[START Provided records]

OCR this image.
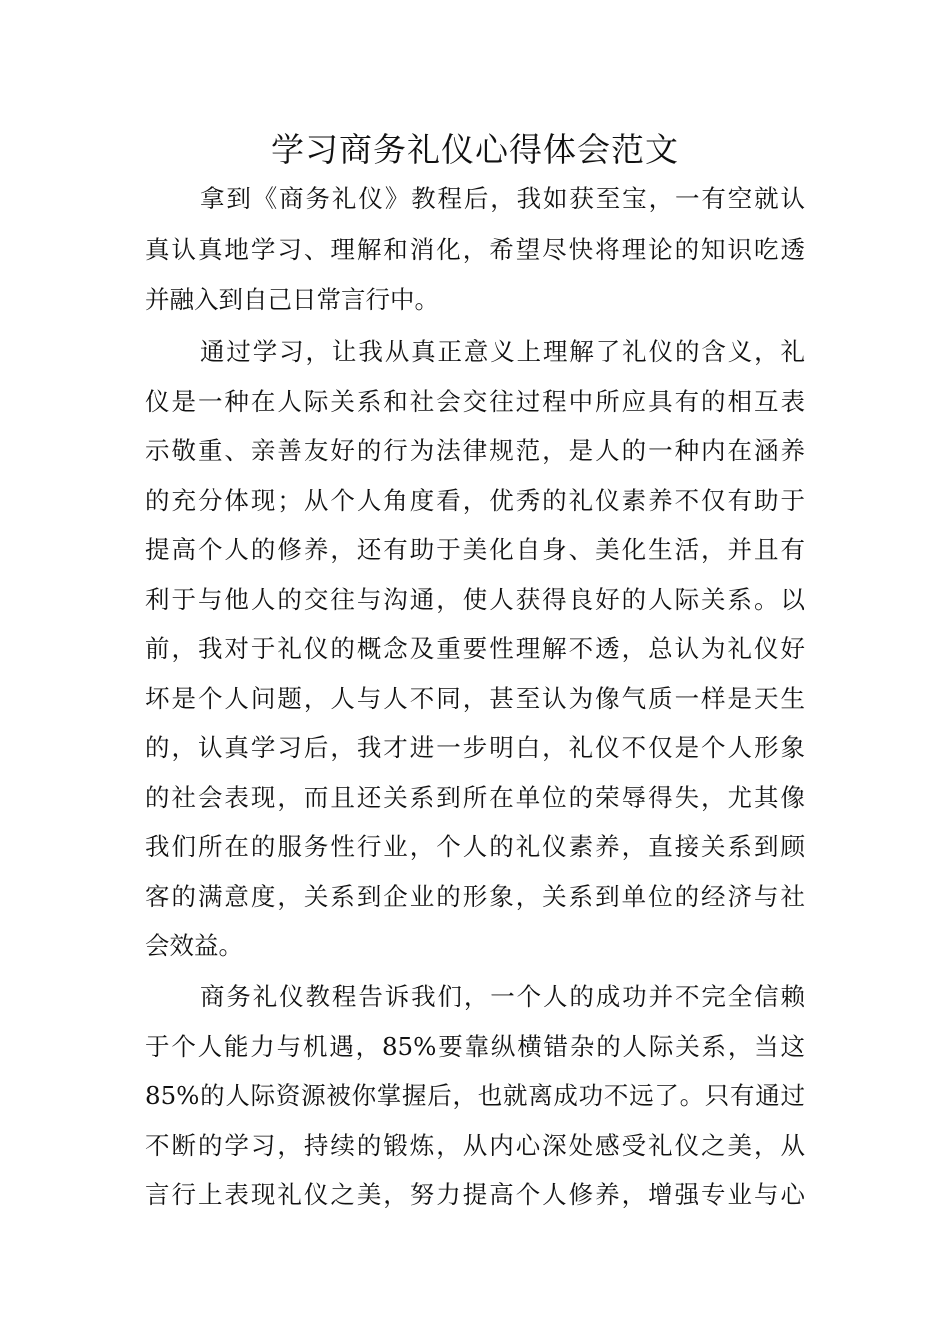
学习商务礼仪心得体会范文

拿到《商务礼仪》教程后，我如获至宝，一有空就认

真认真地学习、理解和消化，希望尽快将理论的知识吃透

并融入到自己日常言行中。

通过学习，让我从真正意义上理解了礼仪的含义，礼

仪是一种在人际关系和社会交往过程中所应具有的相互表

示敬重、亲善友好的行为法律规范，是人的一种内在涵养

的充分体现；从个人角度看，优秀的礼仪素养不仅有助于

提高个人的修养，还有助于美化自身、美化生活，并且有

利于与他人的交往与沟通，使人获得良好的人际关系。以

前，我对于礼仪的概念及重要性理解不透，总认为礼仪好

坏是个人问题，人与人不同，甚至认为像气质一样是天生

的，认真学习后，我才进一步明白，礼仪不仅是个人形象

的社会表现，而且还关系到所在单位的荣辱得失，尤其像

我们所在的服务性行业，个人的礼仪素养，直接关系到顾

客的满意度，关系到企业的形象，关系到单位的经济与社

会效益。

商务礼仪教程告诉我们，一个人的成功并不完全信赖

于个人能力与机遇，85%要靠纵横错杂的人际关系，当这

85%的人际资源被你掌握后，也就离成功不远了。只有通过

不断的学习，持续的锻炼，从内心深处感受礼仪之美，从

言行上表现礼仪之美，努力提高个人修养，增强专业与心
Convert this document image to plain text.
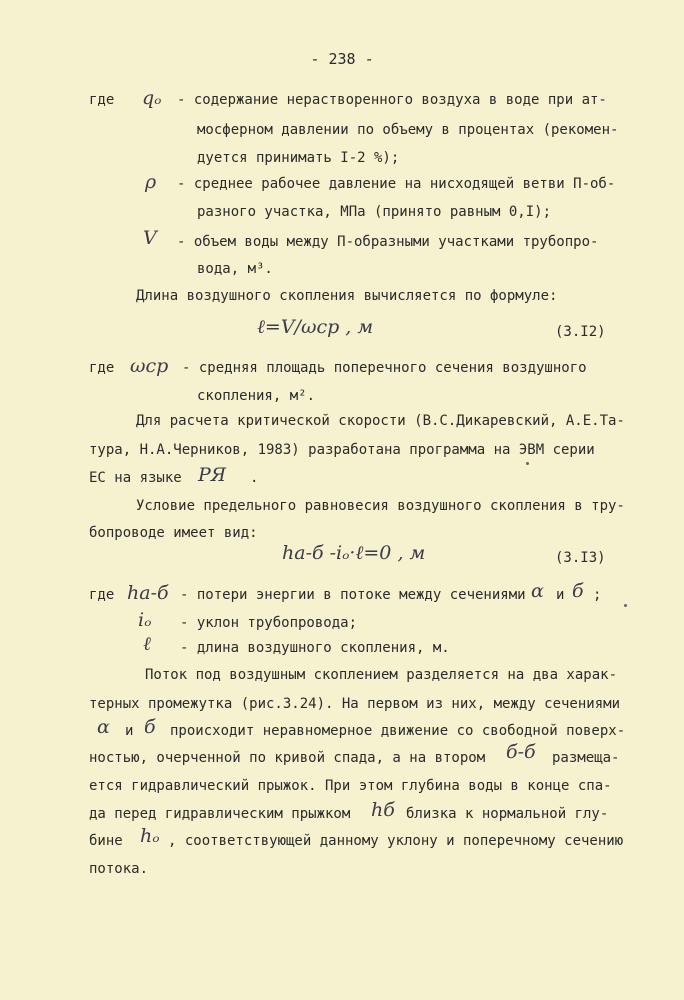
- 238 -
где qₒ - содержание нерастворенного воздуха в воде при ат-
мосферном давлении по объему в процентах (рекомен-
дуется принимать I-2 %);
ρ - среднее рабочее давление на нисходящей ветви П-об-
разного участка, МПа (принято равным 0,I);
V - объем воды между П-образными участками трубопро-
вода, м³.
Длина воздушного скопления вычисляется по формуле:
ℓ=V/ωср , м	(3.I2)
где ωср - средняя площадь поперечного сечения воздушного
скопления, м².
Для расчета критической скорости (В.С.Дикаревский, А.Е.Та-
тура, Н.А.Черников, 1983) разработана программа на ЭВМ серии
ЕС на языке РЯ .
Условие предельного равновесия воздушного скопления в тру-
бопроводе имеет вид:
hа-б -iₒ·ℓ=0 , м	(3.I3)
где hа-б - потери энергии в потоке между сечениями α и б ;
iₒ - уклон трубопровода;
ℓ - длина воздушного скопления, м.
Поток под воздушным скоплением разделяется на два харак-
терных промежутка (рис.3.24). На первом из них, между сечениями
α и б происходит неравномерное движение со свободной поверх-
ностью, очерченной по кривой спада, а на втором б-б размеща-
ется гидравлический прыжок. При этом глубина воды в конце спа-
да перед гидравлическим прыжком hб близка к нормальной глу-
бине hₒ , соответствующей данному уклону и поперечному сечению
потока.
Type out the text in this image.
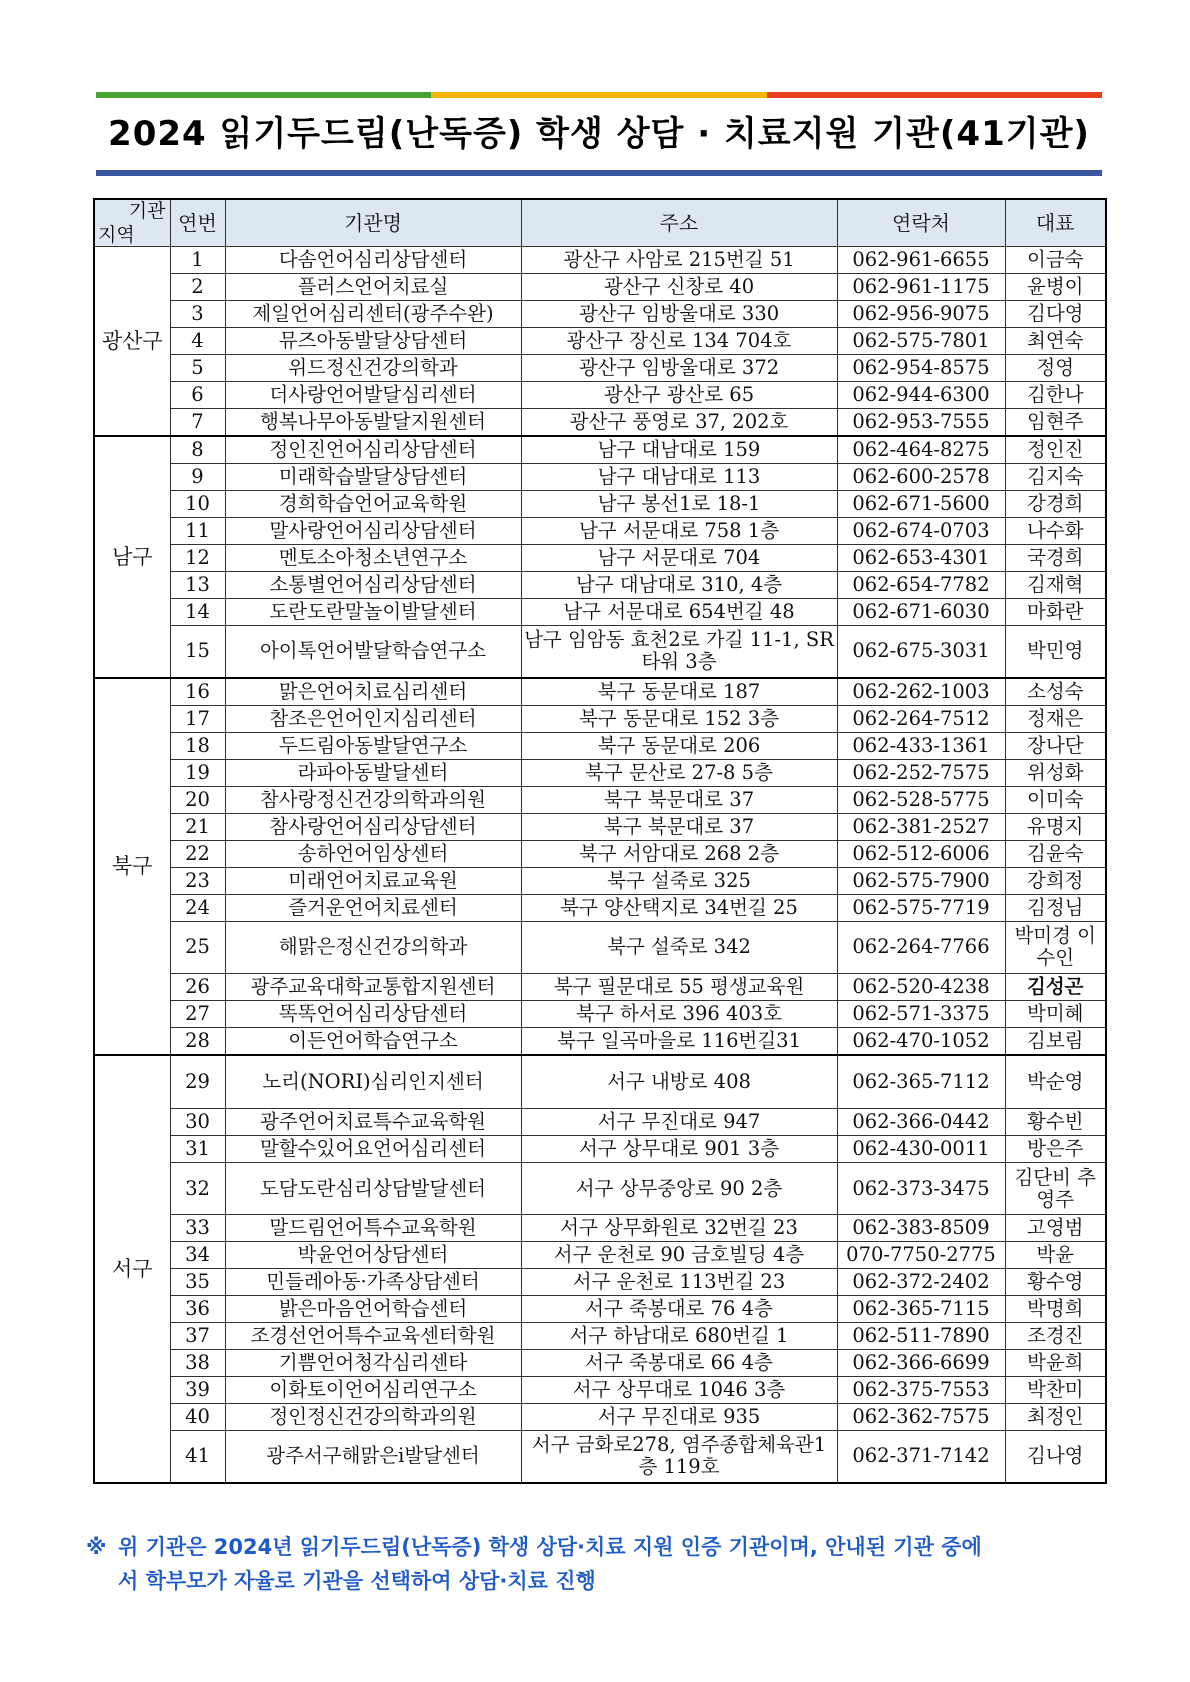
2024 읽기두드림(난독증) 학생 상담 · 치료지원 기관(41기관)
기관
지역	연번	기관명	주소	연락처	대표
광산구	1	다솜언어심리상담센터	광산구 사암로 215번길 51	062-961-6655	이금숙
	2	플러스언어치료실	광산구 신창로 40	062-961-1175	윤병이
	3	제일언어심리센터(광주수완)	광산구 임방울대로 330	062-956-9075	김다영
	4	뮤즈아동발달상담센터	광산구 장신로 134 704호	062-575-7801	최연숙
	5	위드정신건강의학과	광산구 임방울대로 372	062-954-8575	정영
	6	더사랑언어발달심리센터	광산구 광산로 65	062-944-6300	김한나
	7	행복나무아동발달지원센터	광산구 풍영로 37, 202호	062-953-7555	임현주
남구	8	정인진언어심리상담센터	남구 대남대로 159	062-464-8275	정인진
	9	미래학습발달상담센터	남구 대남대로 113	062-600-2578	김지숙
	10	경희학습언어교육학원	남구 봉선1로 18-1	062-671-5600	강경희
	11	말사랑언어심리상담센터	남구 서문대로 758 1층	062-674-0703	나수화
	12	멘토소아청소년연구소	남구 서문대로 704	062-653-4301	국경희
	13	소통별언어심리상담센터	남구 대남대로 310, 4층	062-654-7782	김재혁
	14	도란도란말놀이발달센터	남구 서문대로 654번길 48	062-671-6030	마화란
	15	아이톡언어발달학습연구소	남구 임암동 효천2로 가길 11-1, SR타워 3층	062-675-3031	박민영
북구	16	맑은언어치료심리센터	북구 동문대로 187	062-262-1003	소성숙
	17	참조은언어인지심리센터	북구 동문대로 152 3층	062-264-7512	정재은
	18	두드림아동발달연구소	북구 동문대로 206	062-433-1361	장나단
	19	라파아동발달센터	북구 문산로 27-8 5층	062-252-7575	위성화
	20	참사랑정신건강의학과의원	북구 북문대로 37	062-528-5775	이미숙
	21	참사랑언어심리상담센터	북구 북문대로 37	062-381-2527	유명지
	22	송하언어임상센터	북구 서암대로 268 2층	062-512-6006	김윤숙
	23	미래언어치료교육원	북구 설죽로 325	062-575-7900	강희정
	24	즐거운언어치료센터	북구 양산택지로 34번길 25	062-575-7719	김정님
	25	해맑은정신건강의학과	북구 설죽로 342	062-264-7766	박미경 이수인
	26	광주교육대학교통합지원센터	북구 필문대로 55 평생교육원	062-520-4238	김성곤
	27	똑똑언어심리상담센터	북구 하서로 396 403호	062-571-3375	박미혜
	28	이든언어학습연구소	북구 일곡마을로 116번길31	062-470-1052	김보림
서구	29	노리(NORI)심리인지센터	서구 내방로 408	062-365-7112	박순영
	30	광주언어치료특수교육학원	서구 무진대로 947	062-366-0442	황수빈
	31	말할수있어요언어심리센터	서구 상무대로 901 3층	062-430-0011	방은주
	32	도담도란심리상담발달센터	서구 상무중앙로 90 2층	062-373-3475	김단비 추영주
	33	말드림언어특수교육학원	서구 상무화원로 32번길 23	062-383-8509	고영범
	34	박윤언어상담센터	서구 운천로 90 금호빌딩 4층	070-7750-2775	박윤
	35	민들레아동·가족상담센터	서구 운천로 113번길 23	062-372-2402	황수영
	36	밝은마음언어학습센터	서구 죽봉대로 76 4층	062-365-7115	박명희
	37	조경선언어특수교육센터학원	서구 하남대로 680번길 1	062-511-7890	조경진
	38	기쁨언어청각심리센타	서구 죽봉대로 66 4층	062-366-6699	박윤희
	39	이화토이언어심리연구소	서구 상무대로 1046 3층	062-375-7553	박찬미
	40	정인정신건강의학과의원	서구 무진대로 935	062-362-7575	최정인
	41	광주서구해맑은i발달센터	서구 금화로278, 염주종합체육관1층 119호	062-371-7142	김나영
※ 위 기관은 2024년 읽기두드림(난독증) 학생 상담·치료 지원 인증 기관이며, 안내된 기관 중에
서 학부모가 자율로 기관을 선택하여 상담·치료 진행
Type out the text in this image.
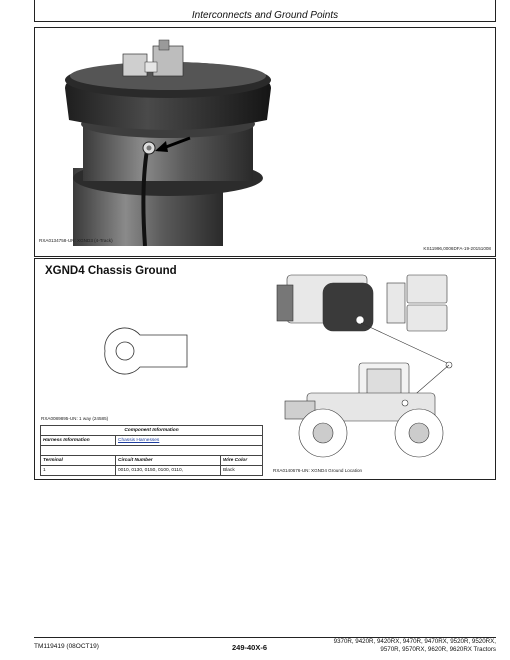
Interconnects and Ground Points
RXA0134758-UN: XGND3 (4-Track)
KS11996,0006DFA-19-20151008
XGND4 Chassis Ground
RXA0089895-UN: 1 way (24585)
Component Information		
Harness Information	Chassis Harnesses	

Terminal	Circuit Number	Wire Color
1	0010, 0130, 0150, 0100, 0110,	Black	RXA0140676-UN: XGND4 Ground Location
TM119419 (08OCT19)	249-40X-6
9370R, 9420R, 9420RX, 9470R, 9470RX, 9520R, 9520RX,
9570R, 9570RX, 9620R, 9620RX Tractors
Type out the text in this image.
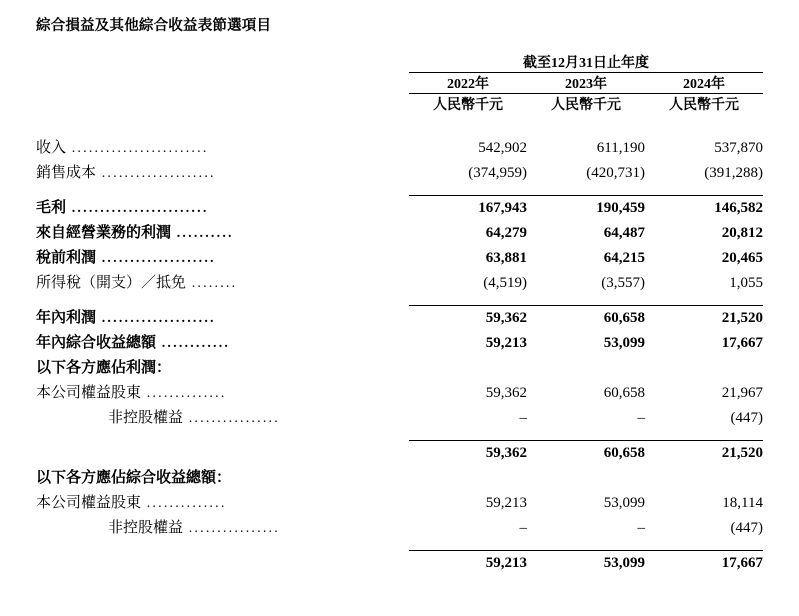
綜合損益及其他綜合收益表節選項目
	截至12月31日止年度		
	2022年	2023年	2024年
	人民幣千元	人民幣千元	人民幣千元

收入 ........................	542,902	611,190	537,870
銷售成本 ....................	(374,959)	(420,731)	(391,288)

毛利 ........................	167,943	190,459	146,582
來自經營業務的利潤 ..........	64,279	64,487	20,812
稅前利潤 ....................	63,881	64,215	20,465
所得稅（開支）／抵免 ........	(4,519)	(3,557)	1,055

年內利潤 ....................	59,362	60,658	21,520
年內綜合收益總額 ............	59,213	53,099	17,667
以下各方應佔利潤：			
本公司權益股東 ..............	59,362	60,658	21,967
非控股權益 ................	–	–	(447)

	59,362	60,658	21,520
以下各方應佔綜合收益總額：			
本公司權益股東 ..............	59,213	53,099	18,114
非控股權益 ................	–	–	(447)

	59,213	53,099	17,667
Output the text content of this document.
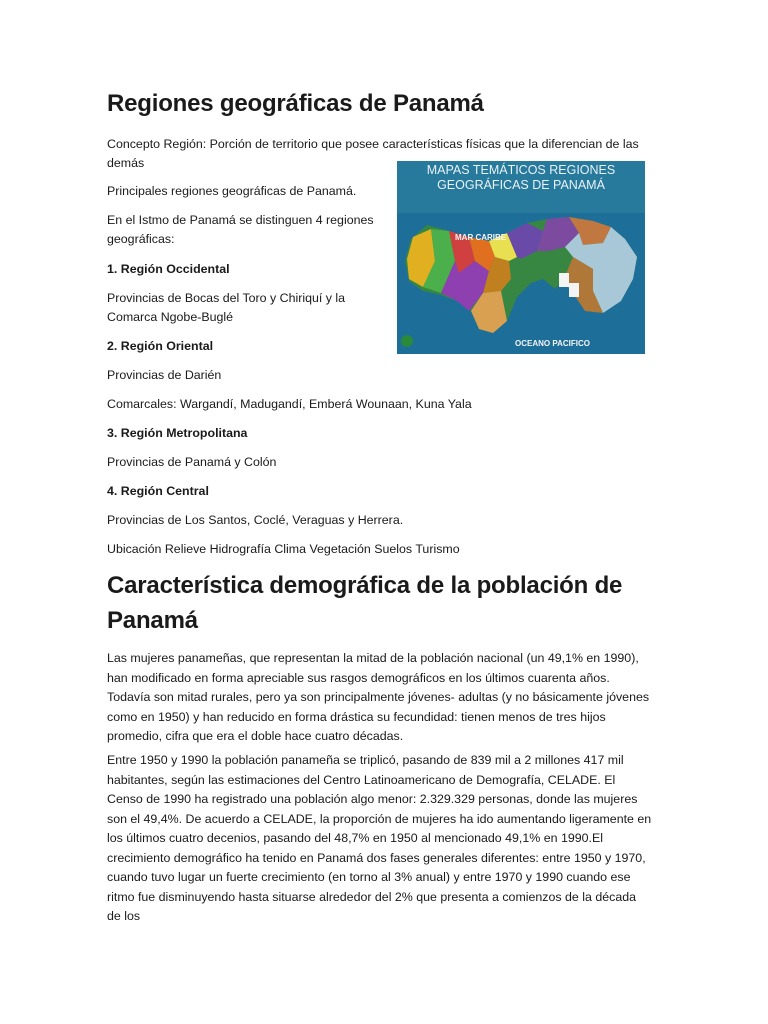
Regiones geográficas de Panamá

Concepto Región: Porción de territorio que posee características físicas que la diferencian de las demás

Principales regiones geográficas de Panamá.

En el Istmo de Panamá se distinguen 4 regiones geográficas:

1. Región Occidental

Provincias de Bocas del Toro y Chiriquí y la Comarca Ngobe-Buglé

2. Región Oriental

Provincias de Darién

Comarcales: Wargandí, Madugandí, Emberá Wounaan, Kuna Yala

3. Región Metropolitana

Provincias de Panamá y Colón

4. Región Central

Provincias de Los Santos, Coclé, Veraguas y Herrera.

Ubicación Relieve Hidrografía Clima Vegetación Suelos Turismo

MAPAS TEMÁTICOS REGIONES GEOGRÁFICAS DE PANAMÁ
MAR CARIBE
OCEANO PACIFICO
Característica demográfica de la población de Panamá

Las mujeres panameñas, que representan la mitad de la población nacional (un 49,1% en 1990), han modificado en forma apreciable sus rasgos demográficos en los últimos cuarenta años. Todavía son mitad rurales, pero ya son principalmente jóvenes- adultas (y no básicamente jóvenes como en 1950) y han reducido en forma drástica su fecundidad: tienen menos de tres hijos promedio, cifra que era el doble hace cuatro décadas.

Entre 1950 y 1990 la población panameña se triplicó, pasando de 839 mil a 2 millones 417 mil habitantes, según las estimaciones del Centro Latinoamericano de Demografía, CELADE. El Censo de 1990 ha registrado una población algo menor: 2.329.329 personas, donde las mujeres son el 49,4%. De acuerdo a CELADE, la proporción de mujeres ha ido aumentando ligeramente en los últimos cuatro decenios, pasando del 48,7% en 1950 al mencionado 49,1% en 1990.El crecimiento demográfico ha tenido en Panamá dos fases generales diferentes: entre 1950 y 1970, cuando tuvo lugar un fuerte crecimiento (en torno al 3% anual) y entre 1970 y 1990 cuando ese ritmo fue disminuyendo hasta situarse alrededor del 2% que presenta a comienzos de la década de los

[END Provided records]

- **Request**
Find the word "воды" in the material, then list each line that holds it.

- **Reply**
V - объем воды между П-образными участками трубопро-
ется гидравлический прыжок. При этом глубина воды в конце спа-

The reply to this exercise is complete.